[Source data]
begin

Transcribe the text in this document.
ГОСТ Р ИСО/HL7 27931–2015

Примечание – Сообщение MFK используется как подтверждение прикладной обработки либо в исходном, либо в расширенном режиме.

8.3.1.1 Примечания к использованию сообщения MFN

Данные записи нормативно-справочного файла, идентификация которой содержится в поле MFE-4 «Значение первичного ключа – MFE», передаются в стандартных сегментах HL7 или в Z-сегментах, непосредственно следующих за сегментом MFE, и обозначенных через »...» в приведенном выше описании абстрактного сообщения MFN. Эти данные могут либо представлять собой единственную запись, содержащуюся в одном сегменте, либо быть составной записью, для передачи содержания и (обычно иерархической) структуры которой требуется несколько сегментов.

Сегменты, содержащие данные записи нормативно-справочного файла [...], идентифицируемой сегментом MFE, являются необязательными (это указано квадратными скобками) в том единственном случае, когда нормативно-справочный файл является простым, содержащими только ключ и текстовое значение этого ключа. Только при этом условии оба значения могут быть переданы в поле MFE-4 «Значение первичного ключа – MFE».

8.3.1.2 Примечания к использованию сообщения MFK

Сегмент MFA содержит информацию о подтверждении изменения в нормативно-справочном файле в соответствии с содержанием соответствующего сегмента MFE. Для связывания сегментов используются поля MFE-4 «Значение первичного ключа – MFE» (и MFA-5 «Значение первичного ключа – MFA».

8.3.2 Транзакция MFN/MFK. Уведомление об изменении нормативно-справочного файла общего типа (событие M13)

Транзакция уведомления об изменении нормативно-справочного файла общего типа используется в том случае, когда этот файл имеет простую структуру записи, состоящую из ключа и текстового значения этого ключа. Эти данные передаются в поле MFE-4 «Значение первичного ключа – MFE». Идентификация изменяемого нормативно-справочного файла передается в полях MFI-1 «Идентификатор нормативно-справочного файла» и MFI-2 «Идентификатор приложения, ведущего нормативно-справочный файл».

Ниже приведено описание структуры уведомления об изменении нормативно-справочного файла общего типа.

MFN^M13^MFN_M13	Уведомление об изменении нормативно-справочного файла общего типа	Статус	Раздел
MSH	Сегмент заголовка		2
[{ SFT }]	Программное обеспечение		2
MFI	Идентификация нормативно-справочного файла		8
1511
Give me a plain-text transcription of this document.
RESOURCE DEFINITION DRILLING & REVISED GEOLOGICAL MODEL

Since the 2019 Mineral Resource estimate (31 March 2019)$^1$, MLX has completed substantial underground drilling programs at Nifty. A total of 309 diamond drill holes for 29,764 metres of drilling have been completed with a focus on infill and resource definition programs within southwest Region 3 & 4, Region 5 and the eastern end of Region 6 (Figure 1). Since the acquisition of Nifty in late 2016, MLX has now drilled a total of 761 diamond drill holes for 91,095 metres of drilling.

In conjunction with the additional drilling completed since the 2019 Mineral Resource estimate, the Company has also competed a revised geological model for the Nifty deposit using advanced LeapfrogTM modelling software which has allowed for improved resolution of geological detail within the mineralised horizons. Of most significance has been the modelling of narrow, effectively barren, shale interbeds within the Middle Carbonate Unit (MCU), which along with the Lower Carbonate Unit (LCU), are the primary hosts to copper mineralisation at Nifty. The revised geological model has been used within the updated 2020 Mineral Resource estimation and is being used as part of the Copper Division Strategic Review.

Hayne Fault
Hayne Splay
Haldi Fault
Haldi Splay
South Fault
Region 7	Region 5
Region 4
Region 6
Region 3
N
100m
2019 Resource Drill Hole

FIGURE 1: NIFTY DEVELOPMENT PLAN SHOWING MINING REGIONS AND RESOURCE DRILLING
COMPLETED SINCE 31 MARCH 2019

end

→ Your task
Word for word, write out all of the data above.

→ Worked solution
Transcribe the text in this document.
ГОСТ Р ИСО/HL7 27931–2015

Примечание – Сообщение MFK используется как подтверждение прикладной обработки либо в исходном, либо в расширенном режиме.

8.3.1.1 Примечания к использованию сообщения MFN

Данные записи нормативно-справочного файла, идентификация которой содержится в поле MFE-4 «Значение первичного ключа – MFE», передаются в стандартных сегментах HL7 или в Z-сегментах, непосредственно следующих за сегментом MFE, и обозначенных через »...» в приведенном выше описании абстрактного сообщения MFN. Эти данные могут либо представлять собой единственную запись, содержащуюся в одном сегменте, либо быть составной записью, для передачи содержания и (обычно иерархической) структуры которой требуется несколько сегментов.

Сегменты, содержащие данные записи нормативно-справочного файла [...], идентифицируемой сегментом MFE, являются необязательными (это указано квадратными скобками) в том единственном случае, когда нормативно-справочный файл является простым, содержащими только ключ и текстовое значение этого ключа. Только при этом условии оба значения могут быть переданы в поле MFE-4 «Значение первичного ключа – MFE».

8.3.1.2 Примечания к использованию сообщения MFK

Сегмент MFA содержит информацию о подтверждении изменения в нормативно-справочном файле в соответствии с содержанием соответствующего сегмента MFE. Для связывания сегментов используются поля MFE-4 «Значение первичного ключа – MFE» (и MFA-5 «Значение первичного ключа – MFA».

8.3.2 Транзакция MFN/MFK. Уведомление об изменении нормативно-справочного файла общего типа (событие M13)

Транзакция уведомления об изменении нормативно-справочного файла общего типа используется в том случае, когда этот файл имеет простую структуру записи, состоящую из ключа и текстового значения этого ключа. Эти данные передаются в поле MFE-4 «Значение первичного ключа – MFE». Идентификация изменяемого нормативно-справочного файла передается в полях MFI-1 «Идентификатор нормативно-справочного файла» и MFI-2 «Идентификатор приложения, ведущего нормативно-справочный файл».

Ниже приведено описание структуры уведомления об изменении нормативно-справочного файла общего типа.

MFN^M13^MFN_M13	Уведомление об изменении нормативно-справочного файла общего типа	Статус	Раздел
MSH	Сегмент заголовка		2
[{ SFT }]	Программное обеспечение		2
MFI	Идентификация нормативно-справочного файла		8
1511
Give me a plain-text transcription of this document.
RESOURCE DEFINITION DRILLING & REVISED GEOLOGICAL MODEL

Since the 2019 Mineral Resource estimate (31 March 2019)$^1$, MLX has completed substantial underground drilling programs at Nifty. A total of 309 diamond drill holes for 29,764 metres of drilling have been completed with a focus on infill and resource definition programs within southwest Region 3 & 4, Region 5 and the eastern end of Region 6 (Figure 1). Since the acquisition of Nifty in late 2016, MLX has now drilled a total of 761 diamond drill holes for 91,095 metres of drilling.

In conjunction with the additional drilling completed since the 2019 Mineral Resource estimate, the Company has also competed a revised geological model for the Nifty deposit using advanced LeapfrogTM modelling software which has allowed for improved resolution of geological detail within the mineralised horizons. Of most significance has been the modelling of narrow, effectively barren, shale interbeds within the Middle Carbonate Unit (MCU), which along with the Lower Carbonate Unit (LCU), are the primary hosts to copper mineralisation at Nifty. The revised geological model has been used within the updated 2020 Mineral Resource estimation and is being used as part of the Copper Division Strategic Review.

Hayne Fault
Hayne Splay
Haldi Fault
Haldi Splay
South Fault
Region 7	Region 5
Region 4
Region 6
Region 3
N
100m
2019 Resource Drill Hole

FIGURE 1: NIFTY DEVELOPMENT PLAN SHOWING MINING REGIONS AND RESOURCE DRILLING
COMPLETED SINCE 31 MARCH 2019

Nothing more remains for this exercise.